>>>

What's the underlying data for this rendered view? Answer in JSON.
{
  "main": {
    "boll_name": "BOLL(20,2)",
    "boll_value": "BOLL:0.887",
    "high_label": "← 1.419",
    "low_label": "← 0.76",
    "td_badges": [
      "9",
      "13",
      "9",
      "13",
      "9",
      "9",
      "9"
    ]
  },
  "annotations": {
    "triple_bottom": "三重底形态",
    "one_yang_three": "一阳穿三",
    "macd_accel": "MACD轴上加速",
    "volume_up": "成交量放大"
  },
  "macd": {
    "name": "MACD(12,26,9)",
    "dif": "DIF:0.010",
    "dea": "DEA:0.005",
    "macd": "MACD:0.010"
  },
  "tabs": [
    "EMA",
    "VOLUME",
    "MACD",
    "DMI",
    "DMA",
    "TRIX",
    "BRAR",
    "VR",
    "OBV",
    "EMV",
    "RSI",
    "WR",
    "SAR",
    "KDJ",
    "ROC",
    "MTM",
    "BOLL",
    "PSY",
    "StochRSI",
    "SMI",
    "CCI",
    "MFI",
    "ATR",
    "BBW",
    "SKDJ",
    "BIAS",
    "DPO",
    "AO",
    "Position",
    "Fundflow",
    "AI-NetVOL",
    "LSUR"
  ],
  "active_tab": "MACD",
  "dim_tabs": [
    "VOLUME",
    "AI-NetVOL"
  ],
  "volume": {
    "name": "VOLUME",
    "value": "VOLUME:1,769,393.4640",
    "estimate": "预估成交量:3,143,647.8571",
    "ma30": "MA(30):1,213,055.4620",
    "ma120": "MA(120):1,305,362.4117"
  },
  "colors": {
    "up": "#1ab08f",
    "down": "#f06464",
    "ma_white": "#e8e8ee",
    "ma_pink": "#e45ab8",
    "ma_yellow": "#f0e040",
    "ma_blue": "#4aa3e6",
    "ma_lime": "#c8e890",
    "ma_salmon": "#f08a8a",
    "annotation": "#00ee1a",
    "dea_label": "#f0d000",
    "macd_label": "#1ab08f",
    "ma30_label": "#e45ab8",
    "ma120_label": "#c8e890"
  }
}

<<<

Each line of the material above must be retyped precisely.

* Final answer:
What's the underlying data for this rendered view? Answer in JSON.
{
  "main": {
    "boll_name": "BOLL(20,2)",
    "boll_value": "BOLL:0.887",
    "high_label": "← 1.419",
    "low_label": "← 0.76",
    "td_badges": [
      "9",
      "13",
      "9",
      "13",
      "9",
      "9",
      "9"
    ]
  },
  "annotations": {
    "triple_bottom": "三重底形态",
    "one_yang_three": "一阳穿三",
    "macd_accel": "MACD轴上加速",
    "volume_up": "成交量放大"
  },
  "macd": {
    "name": "MACD(12,26,9)",
    "dif": "DIF:0.010",
    "dea": "DEA:0.005",
    "macd": "MACD:0.010"
  },
  "tabs": [
    "EMA",
    "VOLUME",
    "MACD",
    "DMI",
    "DMA",
    "TRIX",
    "BRAR",
    "VR",
    "OBV",
    "EMV",
    "RSI",
    "WR",
    "SAR",
    "KDJ",
    "ROC",
    "MTM",
    "BOLL",
    "PSY",
    "StochRSI",
    "SMI",
    "CCI",
    "MFI",
    "ATR",
    "BBW",
    "SKDJ",
    "BIAS",
    "DPO",
    "AO",
    "Position",
    "Fundflow",
    "AI-NetVOL",
    "LSUR"
  ],
  "active_tab": "MACD",
  "dim_tabs": [
    "VOLUME",
    "AI-NetVOL"
  ],
  "volume": {
    "name": "VOLUME",
    "value": "VOLUME:1,769,393.4640",
    "estimate": "预估成交量:3,143,647.8571",
    "ma30": "MA(30):1,213,055.4620",
    "ma120": "MA(120):1,305,362.4117"
  },
  "colors": {
    "up": "#1ab08f",
    "down": "#f06464",
    "ma_white": "#e8e8ee",
    "ma_pink": "#e45ab8",
    "ma_yellow": "#f0e040",
    "ma_blue": "#4aa3e6",
    "ma_lime": "#c8e890",
    "ma_salmon": "#f08a8a",
    "annotation": "#00ee1a",
    "dea_label": "#f0d000",
    "macd_label": "#1ab08f",
    "ma30_label": "#e45ab8",
    "ma120_label": "#c8e890"
  }
}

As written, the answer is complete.